Request.
Which lines of the data below contain the word "carriage"? Pick out each one and copy it in full.
======== Records to process ========
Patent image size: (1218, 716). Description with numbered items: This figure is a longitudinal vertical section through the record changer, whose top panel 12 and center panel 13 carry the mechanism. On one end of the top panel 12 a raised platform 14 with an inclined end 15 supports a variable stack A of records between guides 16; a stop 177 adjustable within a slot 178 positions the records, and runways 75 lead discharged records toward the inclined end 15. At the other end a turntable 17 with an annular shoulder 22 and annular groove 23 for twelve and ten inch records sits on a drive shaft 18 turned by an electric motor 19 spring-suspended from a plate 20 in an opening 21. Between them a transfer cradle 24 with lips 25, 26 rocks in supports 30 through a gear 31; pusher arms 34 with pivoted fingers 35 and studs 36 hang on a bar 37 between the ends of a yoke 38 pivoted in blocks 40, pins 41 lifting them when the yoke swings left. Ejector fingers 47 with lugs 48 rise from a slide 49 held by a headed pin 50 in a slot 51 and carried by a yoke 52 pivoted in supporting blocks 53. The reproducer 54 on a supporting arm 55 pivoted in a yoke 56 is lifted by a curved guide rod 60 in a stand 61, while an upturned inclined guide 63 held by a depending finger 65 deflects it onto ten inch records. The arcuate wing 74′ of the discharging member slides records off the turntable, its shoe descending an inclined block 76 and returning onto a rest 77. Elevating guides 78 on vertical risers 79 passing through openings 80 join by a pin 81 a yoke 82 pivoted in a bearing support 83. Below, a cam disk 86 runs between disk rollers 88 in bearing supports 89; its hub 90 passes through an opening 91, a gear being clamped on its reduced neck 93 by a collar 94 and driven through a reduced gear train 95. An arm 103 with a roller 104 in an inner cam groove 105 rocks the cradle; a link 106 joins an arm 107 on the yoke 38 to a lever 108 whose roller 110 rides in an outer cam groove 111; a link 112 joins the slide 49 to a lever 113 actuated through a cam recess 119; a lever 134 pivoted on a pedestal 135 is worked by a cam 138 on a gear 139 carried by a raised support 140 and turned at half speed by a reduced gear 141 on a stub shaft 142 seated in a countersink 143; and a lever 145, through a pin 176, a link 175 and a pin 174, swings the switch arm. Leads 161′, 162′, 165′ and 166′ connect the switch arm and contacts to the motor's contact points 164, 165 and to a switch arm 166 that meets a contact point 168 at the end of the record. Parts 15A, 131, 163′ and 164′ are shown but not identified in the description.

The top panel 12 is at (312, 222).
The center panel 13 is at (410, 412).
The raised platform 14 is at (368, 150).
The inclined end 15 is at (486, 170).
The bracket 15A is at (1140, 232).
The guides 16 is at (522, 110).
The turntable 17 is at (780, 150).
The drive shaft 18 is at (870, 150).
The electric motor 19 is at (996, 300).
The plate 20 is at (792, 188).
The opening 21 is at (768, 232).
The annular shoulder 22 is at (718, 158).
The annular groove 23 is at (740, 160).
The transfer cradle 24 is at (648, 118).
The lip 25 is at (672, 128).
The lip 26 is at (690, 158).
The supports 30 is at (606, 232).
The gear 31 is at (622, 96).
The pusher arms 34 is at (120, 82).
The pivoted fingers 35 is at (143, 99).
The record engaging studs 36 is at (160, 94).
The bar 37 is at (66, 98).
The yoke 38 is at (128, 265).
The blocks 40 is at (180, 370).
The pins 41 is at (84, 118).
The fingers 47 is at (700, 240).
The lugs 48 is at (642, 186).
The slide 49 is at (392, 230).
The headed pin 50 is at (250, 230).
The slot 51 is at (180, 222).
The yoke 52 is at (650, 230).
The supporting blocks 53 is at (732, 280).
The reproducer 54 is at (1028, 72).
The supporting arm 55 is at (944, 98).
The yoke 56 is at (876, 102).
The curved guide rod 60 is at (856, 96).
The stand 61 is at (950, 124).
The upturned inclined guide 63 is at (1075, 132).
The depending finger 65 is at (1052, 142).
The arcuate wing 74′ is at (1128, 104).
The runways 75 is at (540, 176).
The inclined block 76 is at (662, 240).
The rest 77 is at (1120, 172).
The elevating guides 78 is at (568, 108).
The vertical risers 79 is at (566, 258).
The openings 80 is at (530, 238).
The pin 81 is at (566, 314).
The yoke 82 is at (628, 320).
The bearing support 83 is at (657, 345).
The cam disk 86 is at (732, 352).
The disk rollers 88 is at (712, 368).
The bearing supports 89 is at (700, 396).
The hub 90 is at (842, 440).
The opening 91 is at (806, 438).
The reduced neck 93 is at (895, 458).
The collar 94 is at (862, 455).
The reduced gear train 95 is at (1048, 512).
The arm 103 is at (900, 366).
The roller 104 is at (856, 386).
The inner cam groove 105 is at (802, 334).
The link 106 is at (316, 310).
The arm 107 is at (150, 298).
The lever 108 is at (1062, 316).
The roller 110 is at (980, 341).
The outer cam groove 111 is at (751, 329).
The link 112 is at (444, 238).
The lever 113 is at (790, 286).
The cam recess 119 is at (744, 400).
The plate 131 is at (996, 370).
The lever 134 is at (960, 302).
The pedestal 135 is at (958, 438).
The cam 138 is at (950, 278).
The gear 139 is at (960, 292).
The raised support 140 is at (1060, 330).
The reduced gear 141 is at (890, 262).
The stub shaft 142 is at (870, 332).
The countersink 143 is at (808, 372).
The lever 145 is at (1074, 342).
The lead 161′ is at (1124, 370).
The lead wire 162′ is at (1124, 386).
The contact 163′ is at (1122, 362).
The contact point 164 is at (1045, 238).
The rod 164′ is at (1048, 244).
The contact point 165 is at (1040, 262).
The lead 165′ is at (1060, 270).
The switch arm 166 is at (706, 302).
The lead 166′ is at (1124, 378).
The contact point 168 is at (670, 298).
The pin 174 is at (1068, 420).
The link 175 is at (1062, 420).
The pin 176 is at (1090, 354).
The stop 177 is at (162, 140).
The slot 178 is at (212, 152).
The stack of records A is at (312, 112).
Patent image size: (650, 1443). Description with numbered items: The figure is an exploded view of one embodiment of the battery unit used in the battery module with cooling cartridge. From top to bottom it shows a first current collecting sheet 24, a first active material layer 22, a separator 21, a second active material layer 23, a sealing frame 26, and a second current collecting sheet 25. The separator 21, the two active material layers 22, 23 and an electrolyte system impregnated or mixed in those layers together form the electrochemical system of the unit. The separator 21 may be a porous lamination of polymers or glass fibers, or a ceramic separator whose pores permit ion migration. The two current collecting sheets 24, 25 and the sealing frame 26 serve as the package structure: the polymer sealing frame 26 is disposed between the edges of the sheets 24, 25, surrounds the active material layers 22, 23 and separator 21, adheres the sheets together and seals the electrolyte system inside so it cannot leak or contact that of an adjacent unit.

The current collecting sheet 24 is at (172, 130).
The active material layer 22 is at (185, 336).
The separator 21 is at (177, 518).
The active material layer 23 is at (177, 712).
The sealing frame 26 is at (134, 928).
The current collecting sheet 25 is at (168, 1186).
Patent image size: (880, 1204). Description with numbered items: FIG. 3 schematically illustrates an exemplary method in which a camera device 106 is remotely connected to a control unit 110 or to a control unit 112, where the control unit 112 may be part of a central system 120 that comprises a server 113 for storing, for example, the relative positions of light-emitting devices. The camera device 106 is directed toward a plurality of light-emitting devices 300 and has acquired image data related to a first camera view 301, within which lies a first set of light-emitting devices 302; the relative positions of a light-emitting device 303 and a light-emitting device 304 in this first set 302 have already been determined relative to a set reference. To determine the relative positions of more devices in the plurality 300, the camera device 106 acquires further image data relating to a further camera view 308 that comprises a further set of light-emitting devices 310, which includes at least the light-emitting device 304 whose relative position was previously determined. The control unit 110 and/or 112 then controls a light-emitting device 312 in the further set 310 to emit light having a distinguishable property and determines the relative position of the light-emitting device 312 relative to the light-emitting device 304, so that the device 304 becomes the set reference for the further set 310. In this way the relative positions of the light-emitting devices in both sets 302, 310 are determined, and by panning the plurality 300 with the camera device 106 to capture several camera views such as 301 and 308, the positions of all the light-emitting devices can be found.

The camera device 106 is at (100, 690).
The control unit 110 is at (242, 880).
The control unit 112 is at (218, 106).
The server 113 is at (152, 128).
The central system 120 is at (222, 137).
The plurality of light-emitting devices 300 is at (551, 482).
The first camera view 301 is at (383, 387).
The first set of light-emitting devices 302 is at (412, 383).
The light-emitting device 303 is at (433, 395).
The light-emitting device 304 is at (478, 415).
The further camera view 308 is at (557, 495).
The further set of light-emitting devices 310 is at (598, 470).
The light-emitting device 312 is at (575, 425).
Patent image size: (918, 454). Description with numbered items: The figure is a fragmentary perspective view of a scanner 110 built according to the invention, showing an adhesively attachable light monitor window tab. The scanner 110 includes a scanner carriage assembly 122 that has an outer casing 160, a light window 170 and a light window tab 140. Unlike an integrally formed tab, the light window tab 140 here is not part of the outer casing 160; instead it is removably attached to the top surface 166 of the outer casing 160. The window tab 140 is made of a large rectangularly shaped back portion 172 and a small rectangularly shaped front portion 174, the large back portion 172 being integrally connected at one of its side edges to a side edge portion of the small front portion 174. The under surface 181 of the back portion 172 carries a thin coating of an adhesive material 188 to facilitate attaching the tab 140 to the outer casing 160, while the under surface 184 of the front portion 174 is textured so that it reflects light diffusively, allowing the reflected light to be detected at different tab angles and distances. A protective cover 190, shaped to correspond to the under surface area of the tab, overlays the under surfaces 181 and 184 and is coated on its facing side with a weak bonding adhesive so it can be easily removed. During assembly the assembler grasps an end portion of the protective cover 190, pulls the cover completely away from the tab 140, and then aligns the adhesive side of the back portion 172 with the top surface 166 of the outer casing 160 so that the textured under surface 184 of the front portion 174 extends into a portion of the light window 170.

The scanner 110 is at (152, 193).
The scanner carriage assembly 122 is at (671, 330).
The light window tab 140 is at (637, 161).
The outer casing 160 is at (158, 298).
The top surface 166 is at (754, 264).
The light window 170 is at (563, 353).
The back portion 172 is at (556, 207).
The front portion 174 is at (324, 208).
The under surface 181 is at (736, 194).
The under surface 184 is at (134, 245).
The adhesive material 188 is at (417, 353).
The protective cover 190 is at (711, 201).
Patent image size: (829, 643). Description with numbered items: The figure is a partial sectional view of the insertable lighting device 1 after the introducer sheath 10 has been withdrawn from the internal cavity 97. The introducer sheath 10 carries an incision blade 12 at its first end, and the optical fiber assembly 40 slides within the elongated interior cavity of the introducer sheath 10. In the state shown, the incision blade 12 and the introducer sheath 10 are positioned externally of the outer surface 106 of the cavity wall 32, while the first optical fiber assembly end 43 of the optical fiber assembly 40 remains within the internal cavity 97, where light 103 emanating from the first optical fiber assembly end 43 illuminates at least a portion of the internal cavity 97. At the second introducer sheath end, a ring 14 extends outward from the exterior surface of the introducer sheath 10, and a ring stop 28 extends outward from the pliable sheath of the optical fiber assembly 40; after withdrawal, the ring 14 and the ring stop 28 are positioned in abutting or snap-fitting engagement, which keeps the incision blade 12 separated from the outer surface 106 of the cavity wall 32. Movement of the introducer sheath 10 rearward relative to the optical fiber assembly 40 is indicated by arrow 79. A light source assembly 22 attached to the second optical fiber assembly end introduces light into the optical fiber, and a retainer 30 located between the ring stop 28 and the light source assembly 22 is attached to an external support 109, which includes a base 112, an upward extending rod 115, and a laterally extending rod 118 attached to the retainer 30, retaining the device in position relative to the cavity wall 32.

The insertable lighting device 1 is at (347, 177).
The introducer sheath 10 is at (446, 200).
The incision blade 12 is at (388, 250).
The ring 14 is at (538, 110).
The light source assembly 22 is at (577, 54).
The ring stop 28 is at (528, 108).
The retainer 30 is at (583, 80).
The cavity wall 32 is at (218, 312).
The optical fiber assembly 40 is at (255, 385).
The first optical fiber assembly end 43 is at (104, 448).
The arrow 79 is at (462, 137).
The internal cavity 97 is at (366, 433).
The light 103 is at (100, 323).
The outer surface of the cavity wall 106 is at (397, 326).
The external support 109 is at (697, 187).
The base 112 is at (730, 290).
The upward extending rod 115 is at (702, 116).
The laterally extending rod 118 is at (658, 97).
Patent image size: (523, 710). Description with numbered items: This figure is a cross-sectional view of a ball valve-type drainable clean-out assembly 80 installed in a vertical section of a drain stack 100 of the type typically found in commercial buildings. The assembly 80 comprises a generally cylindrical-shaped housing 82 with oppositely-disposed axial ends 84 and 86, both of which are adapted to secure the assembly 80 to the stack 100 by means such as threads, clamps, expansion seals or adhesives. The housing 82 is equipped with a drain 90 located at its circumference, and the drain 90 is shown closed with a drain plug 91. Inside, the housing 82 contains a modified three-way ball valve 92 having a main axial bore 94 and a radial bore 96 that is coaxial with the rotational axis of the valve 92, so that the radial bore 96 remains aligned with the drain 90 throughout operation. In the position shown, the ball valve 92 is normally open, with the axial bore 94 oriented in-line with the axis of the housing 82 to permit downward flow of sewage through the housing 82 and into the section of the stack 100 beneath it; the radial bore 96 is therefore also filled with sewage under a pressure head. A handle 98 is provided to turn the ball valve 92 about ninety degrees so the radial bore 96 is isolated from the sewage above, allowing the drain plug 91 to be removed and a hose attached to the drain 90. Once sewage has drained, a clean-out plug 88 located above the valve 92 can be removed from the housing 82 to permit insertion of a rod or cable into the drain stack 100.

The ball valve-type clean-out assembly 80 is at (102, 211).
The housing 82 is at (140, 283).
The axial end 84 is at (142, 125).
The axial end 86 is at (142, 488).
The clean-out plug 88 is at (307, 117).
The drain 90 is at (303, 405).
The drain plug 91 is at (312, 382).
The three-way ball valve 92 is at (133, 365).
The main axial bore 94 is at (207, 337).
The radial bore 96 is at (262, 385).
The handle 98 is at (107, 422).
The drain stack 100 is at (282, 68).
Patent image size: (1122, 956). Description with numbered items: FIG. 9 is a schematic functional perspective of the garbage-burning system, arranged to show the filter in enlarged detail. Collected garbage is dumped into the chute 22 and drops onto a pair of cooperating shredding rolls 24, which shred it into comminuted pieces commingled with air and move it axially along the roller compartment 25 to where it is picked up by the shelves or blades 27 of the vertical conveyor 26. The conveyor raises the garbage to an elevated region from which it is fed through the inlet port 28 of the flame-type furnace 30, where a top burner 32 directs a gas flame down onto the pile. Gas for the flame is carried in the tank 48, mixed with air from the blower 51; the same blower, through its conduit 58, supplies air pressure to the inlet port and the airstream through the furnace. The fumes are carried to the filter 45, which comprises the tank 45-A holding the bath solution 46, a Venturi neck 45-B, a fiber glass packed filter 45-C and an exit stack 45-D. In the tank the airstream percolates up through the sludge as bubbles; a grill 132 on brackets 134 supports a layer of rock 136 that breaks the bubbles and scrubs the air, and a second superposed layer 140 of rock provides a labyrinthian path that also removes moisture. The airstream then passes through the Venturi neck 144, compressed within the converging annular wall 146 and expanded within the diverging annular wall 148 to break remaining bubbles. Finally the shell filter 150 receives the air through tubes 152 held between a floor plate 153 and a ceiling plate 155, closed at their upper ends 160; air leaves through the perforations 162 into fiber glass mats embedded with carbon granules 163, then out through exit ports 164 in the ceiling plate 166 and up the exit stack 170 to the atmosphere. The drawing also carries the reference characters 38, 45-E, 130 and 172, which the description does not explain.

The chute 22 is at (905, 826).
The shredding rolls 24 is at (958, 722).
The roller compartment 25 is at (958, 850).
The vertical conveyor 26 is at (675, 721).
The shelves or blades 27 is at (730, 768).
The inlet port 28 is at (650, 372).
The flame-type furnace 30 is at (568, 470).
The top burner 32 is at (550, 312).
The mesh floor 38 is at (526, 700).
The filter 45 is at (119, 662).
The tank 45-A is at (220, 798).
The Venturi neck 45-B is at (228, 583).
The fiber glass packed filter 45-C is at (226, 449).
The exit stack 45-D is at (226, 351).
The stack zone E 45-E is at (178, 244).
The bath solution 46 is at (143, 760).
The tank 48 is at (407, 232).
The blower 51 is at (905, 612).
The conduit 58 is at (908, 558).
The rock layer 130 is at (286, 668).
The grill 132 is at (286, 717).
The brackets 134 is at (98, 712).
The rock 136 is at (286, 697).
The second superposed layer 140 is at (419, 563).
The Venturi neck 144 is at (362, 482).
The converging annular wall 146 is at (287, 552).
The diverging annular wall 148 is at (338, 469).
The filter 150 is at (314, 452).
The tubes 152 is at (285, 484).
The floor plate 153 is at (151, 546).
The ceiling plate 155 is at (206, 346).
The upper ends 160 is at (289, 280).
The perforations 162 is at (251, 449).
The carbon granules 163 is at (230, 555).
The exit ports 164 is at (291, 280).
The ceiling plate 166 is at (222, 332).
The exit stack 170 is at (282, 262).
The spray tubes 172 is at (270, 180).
========
Correct response.
Patent image size: (918, 454). Description with numbered items: The figure is a fragmentary perspective view of a scanner 110 built according to the invention, showing an adhesively attachable light monitor window tab. The scanner 110 includes a scanner carriage assembly 122 that has an outer casing 160, a light window 170 and a light window tab 140. Unlike an integrally formed tab, the light window tab 140 here is not part of the outer casing 160; instead it is removably attached to the top surface 166 of the outer casing 160. The window tab 140 is made of a large rectangularly shaped back portion 172 and a small rectangularly shaped front portion 174, the large back portion 172 being integrally connected at one of its side edges to a side edge portion of the small front portion 174. The under surface 181 of the back portion 172 carries a thin coating of an adhesive material 188 to facilitate attaching the tab 140 to the outer casing 160, while the under surface 184 of the front portion 174 is textured so that it reflects light diffusively, allowing the reflected light to be detected at different tab angles and distances. A protective cover 190, shaped to correspond to the under surface area of the tab, overlays the under surfaces 181 and 184 and is coated on its facing side with a weak bonding adhesive so it can be easily removed. During assembly the assembler grasps an end portion of the protective cover 190, pulls the cover completely away from the tab 140, and then aligns the adhesive side of the back portion 172 with the top surface 166 of the outer casing 160 so that the textured under surface 184 of the front portion 174 extends into a portion of the light window 170.
The scanner carriage assembly 122 is at (671, 330).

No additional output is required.